What is being asked:
Exactly reproduce each record listed below.
■ ■ ■
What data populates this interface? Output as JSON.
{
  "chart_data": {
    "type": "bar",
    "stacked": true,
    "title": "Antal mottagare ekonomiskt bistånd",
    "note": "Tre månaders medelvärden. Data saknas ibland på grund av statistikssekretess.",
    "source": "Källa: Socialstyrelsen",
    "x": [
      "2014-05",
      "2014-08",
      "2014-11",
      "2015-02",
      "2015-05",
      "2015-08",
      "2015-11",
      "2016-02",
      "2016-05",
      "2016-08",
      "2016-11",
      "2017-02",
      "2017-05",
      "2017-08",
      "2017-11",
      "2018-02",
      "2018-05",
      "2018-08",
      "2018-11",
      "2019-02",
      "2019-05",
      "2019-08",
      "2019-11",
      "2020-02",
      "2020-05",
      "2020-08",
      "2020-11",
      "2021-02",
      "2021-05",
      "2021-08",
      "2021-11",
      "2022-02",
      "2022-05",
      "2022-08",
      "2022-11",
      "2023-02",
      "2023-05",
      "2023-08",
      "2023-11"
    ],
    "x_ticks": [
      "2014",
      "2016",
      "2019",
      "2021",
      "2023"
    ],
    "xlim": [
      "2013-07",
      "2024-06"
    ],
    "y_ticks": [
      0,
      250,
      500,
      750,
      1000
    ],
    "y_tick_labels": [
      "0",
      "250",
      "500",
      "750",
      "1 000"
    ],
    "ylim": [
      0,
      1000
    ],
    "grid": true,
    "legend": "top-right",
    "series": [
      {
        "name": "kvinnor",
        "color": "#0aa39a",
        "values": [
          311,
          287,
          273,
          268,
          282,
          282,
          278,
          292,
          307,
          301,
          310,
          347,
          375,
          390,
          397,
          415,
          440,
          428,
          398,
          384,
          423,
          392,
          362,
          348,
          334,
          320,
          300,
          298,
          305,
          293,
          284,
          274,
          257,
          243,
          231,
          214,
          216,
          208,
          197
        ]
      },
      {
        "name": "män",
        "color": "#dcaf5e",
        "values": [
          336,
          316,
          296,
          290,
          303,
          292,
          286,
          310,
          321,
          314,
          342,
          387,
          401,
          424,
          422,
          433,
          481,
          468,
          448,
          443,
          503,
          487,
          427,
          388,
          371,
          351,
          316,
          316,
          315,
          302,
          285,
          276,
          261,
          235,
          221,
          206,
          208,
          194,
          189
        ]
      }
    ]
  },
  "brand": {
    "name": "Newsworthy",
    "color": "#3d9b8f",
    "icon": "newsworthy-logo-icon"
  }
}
■ ■ ■
Answer:
What data populates this interface? Output as JSON.
{
  "chart_data": {
    "type": "bar",
    "stacked": true,
    "title": "Antal mottagare ekonomiskt bistånd",
    "note": "Tre månaders medelvärden. Data saknas ibland på grund av statistikssekretess.",
    "source": "Källa: Socialstyrelsen",
    "x": [
      "2014-05",
      "2014-08",
      "2014-11",
      "2015-02",
      "2015-05",
      "2015-08",
      "2015-11",
      "2016-02",
      "2016-05",
      "2016-08",
      "2016-11",
      "2017-02",
      "2017-05",
      "2017-08",
      "2017-11",
      "2018-02",
      "2018-05",
      "2018-08",
      "2018-11",
      "2019-02",
      "2019-05",
      "2019-08",
      "2019-11",
      "2020-02",
      "2020-05",
      "2020-08",
      "2020-11",
      "2021-02",
      "2021-05",
      "2021-08",
      "2021-11",
      "2022-02",
      "2022-05",
      "2022-08",
      "2022-11",
      "2023-02",
      "2023-05",
      "2023-08",
      "2023-11"
    ],
    "x_ticks": [
      "2014",
      "2016",
      "2019",
      "2021",
      "2023"
    ],
    "xlim": [
      "2013-07",
      "2024-06"
    ],
    "y_ticks": [
      0,
      250,
      500,
      750,
      1000
    ],
    "y_tick_labels": [
      "0",
      "250",
      "500",
      "750",
      "1 000"
    ],
    "ylim": [
      0,
      1000
    ],
    "grid": true,
    "legend": "top-right",
    "series": [
      {
        "name": "kvinnor",
        "color": "#0aa39a",
        "values": [
          311,
          287,
          273,
          268,
          282,
          282,
          278,
          292,
          307,
          301,
          310,
          347,
          375,
          390,
          397,
          415,
          440,
          428,
          398,
          384,
          423,
          392,
          362,
          348,
          334,
          320,
          300,
          298,
          305,
          293,
          284,
          274,
          257,
          243,
          231,
          214,
          216,
          208,
          197
        ]
      },
      {
        "name": "män",
        "color": "#dcaf5e",
        "values": [
          336,
          316,
          296,
          290,
          303,
          292,
          286,
          310,
          321,
          314,
          342,
          387,
          401,
          424,
          422,
          433,
          481,
          468,
          448,
          443,
          503,
          487,
          427,
          388,
          371,
          351,
          316,
          316,
          315,
          302,
          285,
          276,
          261,
          235,
          221,
          206,
          208,
          194,
          189
        ]
      }
    ]
  },
  "brand": {
    "name": "Newsworthy",
    "color": "#3d9b8f",
    "icon": "newsworthy-logo-icon"
  }
}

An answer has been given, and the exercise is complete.